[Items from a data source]
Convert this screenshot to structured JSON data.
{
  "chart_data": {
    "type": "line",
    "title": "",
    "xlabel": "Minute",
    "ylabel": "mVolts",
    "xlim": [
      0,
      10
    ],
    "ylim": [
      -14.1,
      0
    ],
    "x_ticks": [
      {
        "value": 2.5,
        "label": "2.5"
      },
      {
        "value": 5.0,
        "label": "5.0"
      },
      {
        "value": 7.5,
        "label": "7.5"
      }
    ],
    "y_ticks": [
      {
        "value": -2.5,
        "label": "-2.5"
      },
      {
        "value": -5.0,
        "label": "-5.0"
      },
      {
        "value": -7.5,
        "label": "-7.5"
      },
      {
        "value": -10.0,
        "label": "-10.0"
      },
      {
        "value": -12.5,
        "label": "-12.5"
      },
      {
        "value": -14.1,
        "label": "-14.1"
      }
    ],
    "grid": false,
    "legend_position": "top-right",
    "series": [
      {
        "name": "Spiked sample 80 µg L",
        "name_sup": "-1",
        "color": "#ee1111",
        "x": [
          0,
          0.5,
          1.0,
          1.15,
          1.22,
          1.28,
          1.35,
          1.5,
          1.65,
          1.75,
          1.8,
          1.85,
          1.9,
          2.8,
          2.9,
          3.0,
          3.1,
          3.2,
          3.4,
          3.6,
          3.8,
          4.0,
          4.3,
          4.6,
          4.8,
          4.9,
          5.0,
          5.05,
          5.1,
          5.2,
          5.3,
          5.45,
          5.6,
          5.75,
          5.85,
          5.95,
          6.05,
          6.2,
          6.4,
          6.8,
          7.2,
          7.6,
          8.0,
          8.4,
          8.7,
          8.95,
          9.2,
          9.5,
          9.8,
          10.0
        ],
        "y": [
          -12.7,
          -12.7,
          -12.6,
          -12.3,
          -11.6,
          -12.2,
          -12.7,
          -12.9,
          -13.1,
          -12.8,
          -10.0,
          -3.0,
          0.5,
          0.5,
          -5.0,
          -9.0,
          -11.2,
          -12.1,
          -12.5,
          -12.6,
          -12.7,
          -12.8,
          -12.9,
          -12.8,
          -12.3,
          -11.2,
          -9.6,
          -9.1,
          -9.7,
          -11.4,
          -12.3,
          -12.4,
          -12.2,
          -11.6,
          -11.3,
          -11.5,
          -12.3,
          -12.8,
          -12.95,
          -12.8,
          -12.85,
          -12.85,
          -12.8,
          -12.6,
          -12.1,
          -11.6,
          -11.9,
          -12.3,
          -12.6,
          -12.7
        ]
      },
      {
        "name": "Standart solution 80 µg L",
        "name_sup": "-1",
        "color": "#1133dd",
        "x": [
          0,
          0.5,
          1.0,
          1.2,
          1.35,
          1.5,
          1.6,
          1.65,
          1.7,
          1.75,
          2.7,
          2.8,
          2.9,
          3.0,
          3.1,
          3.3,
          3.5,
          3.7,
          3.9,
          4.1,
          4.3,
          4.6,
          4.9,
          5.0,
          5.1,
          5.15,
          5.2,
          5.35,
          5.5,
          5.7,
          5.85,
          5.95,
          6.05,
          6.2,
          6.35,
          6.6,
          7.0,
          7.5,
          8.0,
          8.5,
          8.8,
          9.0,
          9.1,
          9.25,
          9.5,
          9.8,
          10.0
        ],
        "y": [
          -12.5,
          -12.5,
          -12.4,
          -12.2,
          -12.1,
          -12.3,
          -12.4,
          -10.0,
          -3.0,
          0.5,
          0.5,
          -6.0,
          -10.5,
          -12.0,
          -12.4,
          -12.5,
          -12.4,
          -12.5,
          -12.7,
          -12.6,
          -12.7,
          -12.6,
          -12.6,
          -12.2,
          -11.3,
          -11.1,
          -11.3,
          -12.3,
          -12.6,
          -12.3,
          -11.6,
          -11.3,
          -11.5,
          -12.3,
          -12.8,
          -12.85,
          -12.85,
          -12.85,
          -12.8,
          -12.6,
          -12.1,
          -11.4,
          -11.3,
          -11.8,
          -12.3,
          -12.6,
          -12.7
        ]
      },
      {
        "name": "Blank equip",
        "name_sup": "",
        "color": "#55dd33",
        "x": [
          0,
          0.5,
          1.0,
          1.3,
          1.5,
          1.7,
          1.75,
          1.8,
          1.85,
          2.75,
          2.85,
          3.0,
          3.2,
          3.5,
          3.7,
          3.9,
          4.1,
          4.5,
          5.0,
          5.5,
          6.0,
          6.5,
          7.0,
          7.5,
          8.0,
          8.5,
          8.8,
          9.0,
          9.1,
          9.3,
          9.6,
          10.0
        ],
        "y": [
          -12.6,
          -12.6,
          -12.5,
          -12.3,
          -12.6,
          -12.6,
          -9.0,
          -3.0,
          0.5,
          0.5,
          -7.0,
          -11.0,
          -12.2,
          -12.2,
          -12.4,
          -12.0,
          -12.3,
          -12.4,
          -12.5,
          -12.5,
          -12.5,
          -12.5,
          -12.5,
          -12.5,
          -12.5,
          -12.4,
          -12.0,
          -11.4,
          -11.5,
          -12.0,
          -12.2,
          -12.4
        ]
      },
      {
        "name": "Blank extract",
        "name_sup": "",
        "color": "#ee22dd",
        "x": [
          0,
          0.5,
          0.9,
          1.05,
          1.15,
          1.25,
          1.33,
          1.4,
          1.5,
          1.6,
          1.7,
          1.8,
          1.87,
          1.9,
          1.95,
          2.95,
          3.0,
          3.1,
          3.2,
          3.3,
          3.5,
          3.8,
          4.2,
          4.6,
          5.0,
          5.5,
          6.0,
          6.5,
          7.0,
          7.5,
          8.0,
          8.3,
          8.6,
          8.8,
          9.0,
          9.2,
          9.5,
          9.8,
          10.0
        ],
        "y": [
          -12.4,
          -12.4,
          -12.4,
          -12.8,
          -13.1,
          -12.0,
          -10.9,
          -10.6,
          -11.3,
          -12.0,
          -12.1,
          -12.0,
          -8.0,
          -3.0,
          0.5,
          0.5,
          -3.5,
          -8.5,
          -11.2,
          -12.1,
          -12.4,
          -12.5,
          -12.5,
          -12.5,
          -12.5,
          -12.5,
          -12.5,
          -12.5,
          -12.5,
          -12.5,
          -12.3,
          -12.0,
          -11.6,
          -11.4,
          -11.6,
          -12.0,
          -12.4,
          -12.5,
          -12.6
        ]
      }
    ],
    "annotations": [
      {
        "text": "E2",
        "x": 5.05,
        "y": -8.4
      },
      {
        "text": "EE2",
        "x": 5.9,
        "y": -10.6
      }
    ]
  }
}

YOUR OBJECTIVE —
Write out every line of the material again, exactly as it reads.

OUTPUT OF THE TASK —
Convert this screenshot to structured JSON data.
{
  "chart_data": {
    "type": "line",
    "title": "",
    "xlabel": "Minute",
    "ylabel": "mVolts",
    "xlim": [
      0,
      10
    ],
    "ylim": [
      -14.1,
      0
    ],
    "x_ticks": [
      {
        "value": 2.5,
        "label": "2.5"
      },
      {
        "value": 5.0,
        "label": "5.0"
      },
      {
        "value": 7.5,
        "label": "7.5"
      }
    ],
    "y_ticks": [
      {
        "value": -2.5,
        "label": "-2.5"
      },
      {
        "value": -5.0,
        "label": "-5.0"
      },
      {
        "value": -7.5,
        "label": "-7.5"
      },
      {
        "value": -10.0,
        "label": "-10.0"
      },
      {
        "value": -12.5,
        "label": "-12.5"
      },
      {
        "value": -14.1,
        "label": "-14.1"
      }
    ],
    "grid": false,
    "legend_position": "top-right",
    "series": [
      {
        "name": "Spiked sample 80 µg L",
        "name_sup": "-1",
        "color": "#ee1111",
        "x": [
          0,
          0.5,
          1.0,
          1.15,
          1.22,
          1.28,
          1.35,
          1.5,
          1.65,
          1.75,
          1.8,
          1.85,
          1.9,
          2.8,
          2.9,
          3.0,
          3.1,
          3.2,
          3.4,
          3.6,
          3.8,
          4.0,
          4.3,
          4.6,
          4.8,
          4.9,
          5.0,
          5.05,
          5.1,
          5.2,
          5.3,
          5.45,
          5.6,
          5.75,
          5.85,
          5.95,
          6.05,
          6.2,
          6.4,
          6.8,
          7.2,
          7.6,
          8.0,
          8.4,
          8.7,
          8.95,
          9.2,
          9.5,
          9.8,
          10.0
        ],
        "y": [
          -12.7,
          -12.7,
          -12.6,
          -12.3,
          -11.6,
          -12.2,
          -12.7,
          -12.9,
          -13.1,
          -12.8,
          -10.0,
          -3.0,
          0.5,
          0.5,
          -5.0,
          -9.0,
          -11.2,
          -12.1,
          -12.5,
          -12.6,
          -12.7,
          -12.8,
          -12.9,
          -12.8,
          -12.3,
          -11.2,
          -9.6,
          -9.1,
          -9.7,
          -11.4,
          -12.3,
          -12.4,
          -12.2,
          -11.6,
          -11.3,
          -11.5,
          -12.3,
          -12.8,
          -12.95,
          -12.8,
          -12.85,
          -12.85,
          -12.8,
          -12.6,
          -12.1,
          -11.6,
          -11.9,
          -12.3,
          -12.6,
          -12.7
        ]
      },
      {
        "name": "Standart solution 80 µg L",
        "name_sup": "-1",
        "color": "#1133dd",
        "x": [
          0,
          0.5,
          1.0,
          1.2,
          1.35,
          1.5,
          1.6,
          1.65,
          1.7,
          1.75,
          2.7,
          2.8,
          2.9,
          3.0,
          3.1,
          3.3,
          3.5,
          3.7,
          3.9,
          4.1,
          4.3,
          4.6,
          4.9,
          5.0,
          5.1,
          5.15,
          5.2,
          5.35,
          5.5,
          5.7,
          5.85,
          5.95,
          6.05,
          6.2,
          6.35,
          6.6,
          7.0,
          7.5,
          8.0,
          8.5,
          8.8,
          9.0,
          9.1,
          9.25,
          9.5,
          9.8,
          10.0
        ],
        "y": [
          -12.5,
          -12.5,
          -12.4,
          -12.2,
          -12.1,
          -12.3,
          -12.4,
          -10.0,
          -3.0,
          0.5,
          0.5,
          -6.0,
          -10.5,
          -12.0,
          -12.4,
          -12.5,
          -12.4,
          -12.5,
          -12.7,
          -12.6,
          -12.7,
          -12.6,
          -12.6,
          -12.2,
          -11.3,
          -11.1,
          -11.3,
          -12.3,
          -12.6,
          -12.3,
          -11.6,
          -11.3,
          -11.5,
          -12.3,
          -12.8,
          -12.85,
          -12.85,
          -12.85,
          -12.8,
          -12.6,
          -12.1,
          -11.4,
          -11.3,
          -11.8,
          -12.3,
          -12.6,
          -12.7
        ]
      },
      {
        "name": "Blank equip",
        "name_sup": "",
        "color": "#55dd33",
        "x": [
          0,
          0.5,
          1.0,
          1.3,
          1.5,
          1.7,
          1.75,
          1.8,
          1.85,
          2.75,
          2.85,
          3.0,
          3.2,
          3.5,
          3.7,
          3.9,
          4.1,
          4.5,
          5.0,
          5.5,
          6.0,
          6.5,
          7.0,
          7.5,
          8.0,
          8.5,
          8.8,
          9.0,
          9.1,
          9.3,
          9.6,
          10.0
        ],
        "y": [
          -12.6,
          -12.6,
          -12.5,
          -12.3,
          -12.6,
          -12.6,
          -9.0,
          -3.0,
          0.5,
          0.5,
          -7.0,
          -11.0,
          -12.2,
          -12.2,
          -12.4,
          -12.0,
          -12.3,
          -12.4,
          -12.5,
          -12.5,
          -12.5,
          -12.5,
          -12.5,
          -12.5,
          -12.5,
          -12.4,
          -12.0,
          -11.4,
          -11.5,
          -12.0,
          -12.2,
          -12.4
        ]
      },
      {
        "name": "Blank extract",
        "name_sup": "",
        "color": "#ee22dd",
        "x": [
          0,
          0.5,
          0.9,
          1.05,
          1.15,
          1.25,
          1.33,
          1.4,
          1.5,
          1.6,
          1.7,
          1.8,
          1.87,
          1.9,
          1.95,
          2.95,
          3.0,
          3.1,
          3.2,
          3.3,
          3.5,
          3.8,
          4.2,
          4.6,
          5.0,
          5.5,
          6.0,
          6.5,
          7.0,
          7.5,
          8.0,
          8.3,
          8.6,
          8.8,
          9.0,
          9.2,
          9.5,
          9.8,
          10.0
        ],
        "y": [
          -12.4,
          -12.4,
          -12.4,
          -12.8,
          -13.1,
          -12.0,
          -10.9,
          -10.6,
          -11.3,
          -12.0,
          -12.1,
          -12.0,
          -8.0,
          -3.0,
          0.5,
          0.5,
          -3.5,
          -8.5,
          -11.2,
          -12.1,
          -12.4,
          -12.5,
          -12.5,
          -12.5,
          -12.5,
          -12.5,
          -12.5,
          -12.5,
          -12.5,
          -12.5,
          -12.3,
          -12.0,
          -11.6,
          -11.4,
          -11.6,
          -12.0,
          -12.4,
          -12.5,
          -12.6
        ]
      }
    ],
    "annotations": [
      {
        "text": "E2",
        "x": 5.05,
        "y": -8.4
      },
      {
        "text": "EE2",
        "x": 5.9,
        "y": -10.6
      }
    ]
  }
}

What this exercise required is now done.